### INSTRUCTIONS FOR THE TASK
Please print all of the material below, word for word.

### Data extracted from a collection
·····

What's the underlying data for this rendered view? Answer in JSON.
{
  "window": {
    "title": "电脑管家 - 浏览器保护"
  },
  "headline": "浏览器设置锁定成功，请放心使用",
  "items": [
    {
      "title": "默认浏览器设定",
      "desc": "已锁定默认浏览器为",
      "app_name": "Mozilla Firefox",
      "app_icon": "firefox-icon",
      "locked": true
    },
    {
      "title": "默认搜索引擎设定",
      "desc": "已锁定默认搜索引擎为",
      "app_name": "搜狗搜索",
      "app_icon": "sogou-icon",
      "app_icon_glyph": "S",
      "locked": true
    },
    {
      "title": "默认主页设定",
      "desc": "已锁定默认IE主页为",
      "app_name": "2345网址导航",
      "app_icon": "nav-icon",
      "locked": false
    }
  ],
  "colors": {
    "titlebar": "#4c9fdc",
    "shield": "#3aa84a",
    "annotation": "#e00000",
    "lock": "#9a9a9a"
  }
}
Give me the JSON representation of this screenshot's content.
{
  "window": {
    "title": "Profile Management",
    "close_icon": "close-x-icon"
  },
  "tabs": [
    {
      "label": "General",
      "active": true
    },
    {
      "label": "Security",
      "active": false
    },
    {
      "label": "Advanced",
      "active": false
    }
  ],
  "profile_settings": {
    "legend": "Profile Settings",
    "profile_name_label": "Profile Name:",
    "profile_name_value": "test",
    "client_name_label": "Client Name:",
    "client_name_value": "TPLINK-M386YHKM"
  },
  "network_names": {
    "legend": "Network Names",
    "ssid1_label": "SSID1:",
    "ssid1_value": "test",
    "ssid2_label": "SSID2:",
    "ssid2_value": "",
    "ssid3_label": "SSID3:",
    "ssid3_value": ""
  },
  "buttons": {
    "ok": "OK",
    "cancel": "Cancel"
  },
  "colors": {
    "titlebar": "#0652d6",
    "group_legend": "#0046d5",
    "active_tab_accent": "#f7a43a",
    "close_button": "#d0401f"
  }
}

·····

### COMPLETE ANSWER
What's the underlying data for this rendered view? Answer in JSON.
{
  "window": {
    "title": "电脑管家 - 浏览器保护"
  },
  "headline": "浏览器设置锁定成功，请放心使用",
  "items": [
    {
      "title": "默认浏览器设定",
      "desc": "已锁定默认浏览器为",
      "app_name": "Mozilla Firefox",
      "app_icon": "firefox-icon",
      "locked": true
    },
    {
      "title": "默认搜索引擎设定",
      "desc": "已锁定默认搜索引擎为",
      "app_name": "搜狗搜索",
      "app_icon": "sogou-icon",
      "app_icon_glyph": "S",
      "locked": true
    },
    {
      "title": "默认主页设定",
      "desc": "已锁定默认IE主页为",
      "app_name": "2345网址导航",
      "app_icon": "nav-icon",
      "locked": false
    }
  ],
  "colors": {
    "titlebar": "#4c9fdc",
    "shield": "#3aa84a",
    "annotation": "#e00000",
    "lock": "#9a9a9a"
  }
}
Give me the JSON representation of this screenshot's content.
{
  "window": {
    "title": "Profile Management",
    "close_icon": "close-x-icon"
  },
  "tabs": [
    {
      "label": "General",
      "active": true
    },
    {
      "label": "Security",
      "active": false
    },
    {
      "label": "Advanced",
      "active": false
    }
  ],
  "profile_settings": {
    "legend": "Profile Settings",
    "profile_name_label": "Profile Name:",
    "profile_name_value": "test",
    "client_name_label": "Client Name:",
    "client_name_value": "TPLINK-M386YHKM"
  },
  "network_names": {
    "legend": "Network Names",
    "ssid1_label": "SSID1:",
    "ssid1_value": "test",
    "ssid2_label": "SSID2:",
    "ssid2_value": "",
    "ssid3_label": "SSID3:",
    "ssid3_value": ""
  },
  "buttons": {
    "ok": "OK",
    "cancel": "Cancel"
  },
  "colors": {
    "titlebar": "#0652d6",
    "group_legend": "#0046d5",
    "active_tab_accent": "#f7a43a",
    "close_button": "#d0401f"
  }
}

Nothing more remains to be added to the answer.